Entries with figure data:
━━━━━━━━━━━━━━━━

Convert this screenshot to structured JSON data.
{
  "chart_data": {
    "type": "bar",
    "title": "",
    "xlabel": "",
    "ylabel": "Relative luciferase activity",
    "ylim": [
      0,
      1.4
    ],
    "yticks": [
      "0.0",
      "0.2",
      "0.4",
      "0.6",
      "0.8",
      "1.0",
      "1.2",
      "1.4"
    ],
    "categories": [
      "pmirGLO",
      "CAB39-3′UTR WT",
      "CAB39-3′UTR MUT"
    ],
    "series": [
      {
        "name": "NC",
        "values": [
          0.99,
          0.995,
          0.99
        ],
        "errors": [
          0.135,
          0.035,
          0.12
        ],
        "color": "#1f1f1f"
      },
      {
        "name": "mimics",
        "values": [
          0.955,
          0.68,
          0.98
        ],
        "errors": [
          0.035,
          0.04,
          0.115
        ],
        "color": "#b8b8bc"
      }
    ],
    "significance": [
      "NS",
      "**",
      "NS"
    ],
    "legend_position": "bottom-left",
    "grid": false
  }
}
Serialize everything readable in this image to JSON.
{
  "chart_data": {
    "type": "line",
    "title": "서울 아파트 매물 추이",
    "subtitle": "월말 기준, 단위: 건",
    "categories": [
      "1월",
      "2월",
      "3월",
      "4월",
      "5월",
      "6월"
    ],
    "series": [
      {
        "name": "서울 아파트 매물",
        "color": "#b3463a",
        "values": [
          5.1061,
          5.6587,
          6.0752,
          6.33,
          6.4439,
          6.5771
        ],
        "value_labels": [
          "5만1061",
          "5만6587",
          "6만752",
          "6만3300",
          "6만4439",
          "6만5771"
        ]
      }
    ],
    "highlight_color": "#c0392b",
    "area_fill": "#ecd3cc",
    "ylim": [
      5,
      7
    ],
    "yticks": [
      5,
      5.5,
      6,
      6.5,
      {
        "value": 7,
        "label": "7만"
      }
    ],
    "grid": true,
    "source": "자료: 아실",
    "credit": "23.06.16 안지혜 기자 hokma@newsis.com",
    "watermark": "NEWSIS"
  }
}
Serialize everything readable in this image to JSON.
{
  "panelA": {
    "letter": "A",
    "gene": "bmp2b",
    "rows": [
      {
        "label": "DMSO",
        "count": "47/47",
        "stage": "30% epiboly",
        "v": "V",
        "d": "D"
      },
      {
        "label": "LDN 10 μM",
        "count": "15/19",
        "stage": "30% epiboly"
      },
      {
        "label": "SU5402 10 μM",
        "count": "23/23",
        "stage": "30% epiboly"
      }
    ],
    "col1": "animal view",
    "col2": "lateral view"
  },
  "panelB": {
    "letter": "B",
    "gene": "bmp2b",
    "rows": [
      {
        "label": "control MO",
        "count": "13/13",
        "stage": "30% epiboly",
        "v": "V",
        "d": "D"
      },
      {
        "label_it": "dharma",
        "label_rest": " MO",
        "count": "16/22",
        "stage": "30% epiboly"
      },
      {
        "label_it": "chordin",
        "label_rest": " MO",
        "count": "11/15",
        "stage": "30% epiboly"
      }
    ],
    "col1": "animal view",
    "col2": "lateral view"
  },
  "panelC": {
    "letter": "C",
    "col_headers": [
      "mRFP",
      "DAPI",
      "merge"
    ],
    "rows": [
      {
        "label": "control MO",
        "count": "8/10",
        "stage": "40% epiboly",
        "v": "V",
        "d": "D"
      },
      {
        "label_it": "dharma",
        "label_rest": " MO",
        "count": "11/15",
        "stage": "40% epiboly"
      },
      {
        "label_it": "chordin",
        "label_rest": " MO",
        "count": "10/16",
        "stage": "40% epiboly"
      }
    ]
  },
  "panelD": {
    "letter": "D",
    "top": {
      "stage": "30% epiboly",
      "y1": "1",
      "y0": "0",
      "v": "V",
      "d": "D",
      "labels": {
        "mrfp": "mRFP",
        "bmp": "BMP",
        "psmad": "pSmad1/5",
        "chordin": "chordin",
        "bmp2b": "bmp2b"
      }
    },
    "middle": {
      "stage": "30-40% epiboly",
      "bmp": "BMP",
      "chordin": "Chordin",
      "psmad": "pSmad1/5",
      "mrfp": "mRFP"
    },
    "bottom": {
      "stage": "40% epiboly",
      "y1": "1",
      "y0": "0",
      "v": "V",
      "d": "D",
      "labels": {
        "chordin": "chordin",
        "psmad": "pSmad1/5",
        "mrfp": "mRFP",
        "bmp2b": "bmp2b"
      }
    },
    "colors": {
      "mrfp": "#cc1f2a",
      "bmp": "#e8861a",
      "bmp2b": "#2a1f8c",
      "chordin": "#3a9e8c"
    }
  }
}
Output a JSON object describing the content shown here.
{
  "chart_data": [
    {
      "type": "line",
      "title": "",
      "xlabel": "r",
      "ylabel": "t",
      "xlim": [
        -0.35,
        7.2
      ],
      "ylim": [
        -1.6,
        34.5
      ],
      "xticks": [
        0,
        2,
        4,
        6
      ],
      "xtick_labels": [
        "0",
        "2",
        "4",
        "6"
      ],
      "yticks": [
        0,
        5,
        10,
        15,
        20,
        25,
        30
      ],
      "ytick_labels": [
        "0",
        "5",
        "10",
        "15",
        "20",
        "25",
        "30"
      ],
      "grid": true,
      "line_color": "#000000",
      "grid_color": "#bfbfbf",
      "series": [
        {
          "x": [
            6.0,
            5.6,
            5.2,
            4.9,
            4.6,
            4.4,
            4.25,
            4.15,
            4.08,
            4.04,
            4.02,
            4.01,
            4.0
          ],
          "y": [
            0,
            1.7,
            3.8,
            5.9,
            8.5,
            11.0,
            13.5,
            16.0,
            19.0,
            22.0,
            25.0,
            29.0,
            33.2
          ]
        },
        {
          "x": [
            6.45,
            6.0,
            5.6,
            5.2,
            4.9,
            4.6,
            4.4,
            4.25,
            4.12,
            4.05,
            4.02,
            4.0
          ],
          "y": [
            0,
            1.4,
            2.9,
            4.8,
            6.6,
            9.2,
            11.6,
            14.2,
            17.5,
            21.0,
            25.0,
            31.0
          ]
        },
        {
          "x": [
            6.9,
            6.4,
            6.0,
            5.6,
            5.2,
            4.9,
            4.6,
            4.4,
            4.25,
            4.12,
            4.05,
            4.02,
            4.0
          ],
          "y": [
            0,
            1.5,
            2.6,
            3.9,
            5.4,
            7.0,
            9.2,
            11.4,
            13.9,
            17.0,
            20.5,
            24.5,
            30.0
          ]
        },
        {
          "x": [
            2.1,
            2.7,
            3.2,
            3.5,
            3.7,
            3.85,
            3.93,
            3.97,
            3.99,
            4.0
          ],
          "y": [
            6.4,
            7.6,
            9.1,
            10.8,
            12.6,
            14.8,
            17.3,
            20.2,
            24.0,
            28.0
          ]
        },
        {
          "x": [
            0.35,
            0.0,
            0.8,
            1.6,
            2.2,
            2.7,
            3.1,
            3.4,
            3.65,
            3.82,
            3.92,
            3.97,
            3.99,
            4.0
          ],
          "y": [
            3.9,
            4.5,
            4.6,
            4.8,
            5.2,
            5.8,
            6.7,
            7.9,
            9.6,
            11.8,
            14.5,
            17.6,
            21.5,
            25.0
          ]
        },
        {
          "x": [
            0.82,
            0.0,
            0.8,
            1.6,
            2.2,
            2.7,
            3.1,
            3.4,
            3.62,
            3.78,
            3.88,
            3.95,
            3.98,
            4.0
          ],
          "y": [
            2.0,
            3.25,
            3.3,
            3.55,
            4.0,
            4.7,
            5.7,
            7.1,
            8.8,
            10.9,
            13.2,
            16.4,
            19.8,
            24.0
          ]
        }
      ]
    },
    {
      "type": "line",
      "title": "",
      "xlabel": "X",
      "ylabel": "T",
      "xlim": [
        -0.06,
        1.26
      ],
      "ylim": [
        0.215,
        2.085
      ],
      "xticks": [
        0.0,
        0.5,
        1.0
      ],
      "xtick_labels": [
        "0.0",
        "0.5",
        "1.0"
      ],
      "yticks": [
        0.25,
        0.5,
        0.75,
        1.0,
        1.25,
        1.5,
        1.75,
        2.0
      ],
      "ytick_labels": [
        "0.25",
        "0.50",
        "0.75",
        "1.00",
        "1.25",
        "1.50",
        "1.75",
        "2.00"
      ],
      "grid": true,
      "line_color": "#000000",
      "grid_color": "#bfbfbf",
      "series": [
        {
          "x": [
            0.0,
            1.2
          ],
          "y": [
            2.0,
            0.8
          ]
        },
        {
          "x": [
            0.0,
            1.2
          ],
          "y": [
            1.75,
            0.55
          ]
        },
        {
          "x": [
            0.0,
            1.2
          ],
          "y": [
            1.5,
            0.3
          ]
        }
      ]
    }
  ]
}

━━━━━━━━━━━━━━━━

### Exercise objective
Reply with the number of lines in the preceding entries that contain "JSON", and no other words.

### Problem solution
4